━━━━━ DATA ENTRIES ━━━━━

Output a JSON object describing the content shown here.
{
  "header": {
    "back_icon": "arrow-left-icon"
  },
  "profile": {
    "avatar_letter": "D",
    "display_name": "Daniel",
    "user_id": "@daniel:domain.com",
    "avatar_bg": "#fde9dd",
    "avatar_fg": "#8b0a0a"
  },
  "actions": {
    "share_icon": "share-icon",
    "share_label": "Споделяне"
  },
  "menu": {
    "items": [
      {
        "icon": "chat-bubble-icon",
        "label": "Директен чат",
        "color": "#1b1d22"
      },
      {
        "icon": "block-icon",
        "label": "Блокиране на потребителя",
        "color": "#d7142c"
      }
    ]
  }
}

━━━━━

● **JOB**: Reproduce the listing shown above in its entirety, exactly.

● **THE COMPLETED TASK**:
Output a JSON object describing the content shown here.
{
  "header": {
    "back_icon": "arrow-left-icon"
  },
  "profile": {
    "avatar_letter": "D",
    "display_name": "Daniel",
    "user_id": "@daniel:domain.com",
    "avatar_bg": "#fde9dd",
    "avatar_fg": "#8b0a0a"
  },
  "actions": {
    "share_icon": "share-icon",
    "share_label": "Споделяне"
  },
  "menu": {
    "items": [
      {
        "icon": "chat-bubble-icon",
        "label": "Директен чат",
        "color": "#1b1d22"
      },
      {
        "icon": "block-icon",
        "label": "Блокиране на потребителя",
        "color": "#d7142c"
      }
    ]
  }
}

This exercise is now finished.